Your task is to repeat all of the data exactly while excluding the pictures.

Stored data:
______________________________

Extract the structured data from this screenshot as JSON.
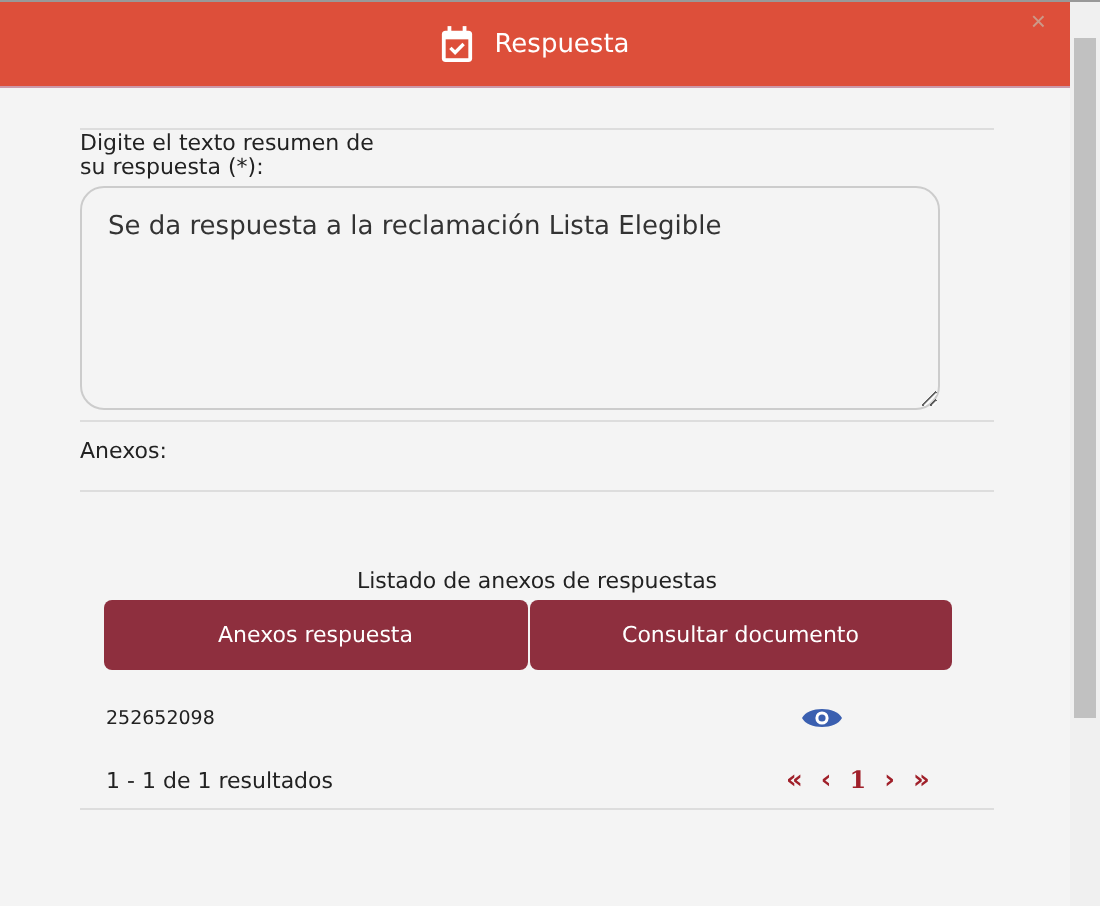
{
  "dialog": {
    "title": "Respuesta",
    "close": "×"
  },
  "form": {
    "summary_label": "Digite el texto resumen de su respuesta (*):",
    "summary_value": "Se da respuesta a la reclamación Lista Elegible",
    "attachments_label": "Anexos:"
  },
  "list": {
    "title": "Listado de anexos de respuestas",
    "columns": [
      "Anexos respuesta",
      "Consultar documento"
    ],
    "rows": [
      {
        "value": "252652098"
      }
    ],
    "results": "1 - 1 de 1 resultados",
    "pager": [
      {
        "label": "«",
        "kind": "nav"
      },
      {
        "label": "‹",
        "kind": "nav"
      },
      {
        "label": "1",
        "kind": "page"
      },
      {
        "label": "›",
        "kind": "nav"
      },
      {
        "label": "»",
        "kind": "nav"
      }
    ]
  }
}
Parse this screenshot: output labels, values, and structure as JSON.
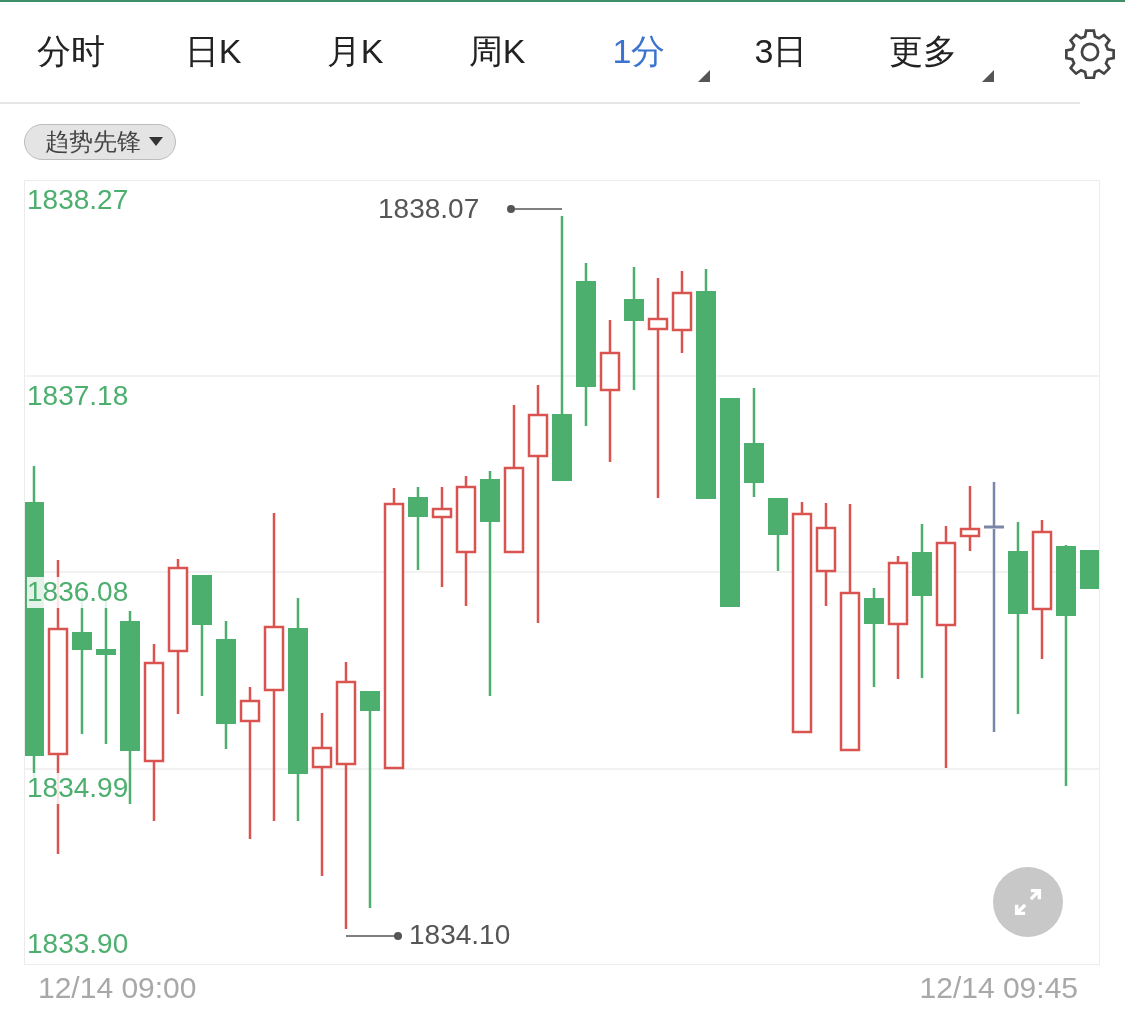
{
  "tabs": [
    {
      "label": "分时",
      "selected": false,
      "has_menu": false
    },
    {
      "label": "日K",
      "selected": false,
      "has_menu": false
    },
    {
      "label": "月K",
      "selected": false,
      "has_menu": false
    },
    {
      "label": "周K",
      "selected": false,
      "has_menu": false
    },
    {
      "label": "1分",
      "selected": true,
      "has_menu": true
    },
    {
      "label": "3日",
      "selected": false,
      "has_menu": false
    },
    {
      "label": "更多",
      "selected": false,
      "has_menu": true
    }
  ],
  "indicator_dropdown": {
    "label": "趋势先锋"
  },
  "chart": {
    "y_labels": [
      "1838.27",
      "1837.18",
      "1836.08",
      "1834.99",
      "1833.90"
    ],
    "high_marker": "1838.07",
    "low_marker": "1834.10",
    "x_labels": [
      "12/14 09:00",
      "12/14 09:45"
    ]
  }
}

______________________________

Expected output —
Extract the structured data from this screenshot as JSON.
{
  "dialog": {
    "title": "Respuesta",
    "close": "×"
  },
  "form": {
    "summary_label": "Digite el texto resumen de su respuesta (*):",
    "summary_value": "Se da respuesta a la reclamación Lista Elegible",
    "attachments_label": "Anexos:"
  },
  "list": {
    "title": "Listado de anexos de respuestas",
    "columns": [
      "Anexos respuesta",
      "Consultar documento"
    ],
    "rows": [
      {
        "value": "252652098"
      }
    ],
    "results": "1 - 1 de 1 resultados",
    "pager": [
      {
        "label": "«",
        "kind": "nav"
      },
      {
        "label": "‹",
        "kind": "nav"
      },
      {
        "label": "1",
        "kind": "page"
      },
      {
        "label": "›",
        "kind": "nav"
      },
      {
        "label": "»",
        "kind": "nav"
      }
    ]
  }
}
Parse this screenshot: output labels, values, and structure as JSON.
{
  "tabs": [
    {
      "label": "分时",
      "selected": false,
      "has_menu": false
    },
    {
      "label": "日K",
      "selected": false,
      "has_menu": false
    },
    {
      "label": "月K",
      "selected": false,
      "has_menu": false
    },
    {
      "label": "周K",
      "selected": false,
      "has_menu": false
    },
    {
      "label": "1分",
      "selected": true,
      "has_menu": true
    },
    {
      "label": "3日",
      "selected": false,
      "has_menu": false
    },
    {
      "label": "更多",
      "selected": false,
      "has_menu": true
    }
  ],
  "indicator_dropdown": {
    "label": "趋势先锋"
  },
  "chart": {
    "y_labels": [
      "1838.27",
      "1837.18",
      "1836.08",
      "1834.99",
      "1833.90"
    ],
    "high_marker": "1838.07",
    "low_marker": "1834.10",
    "x_labels": [
      "12/14 09:00",
      "12/14 09:45"
    ]
  }
}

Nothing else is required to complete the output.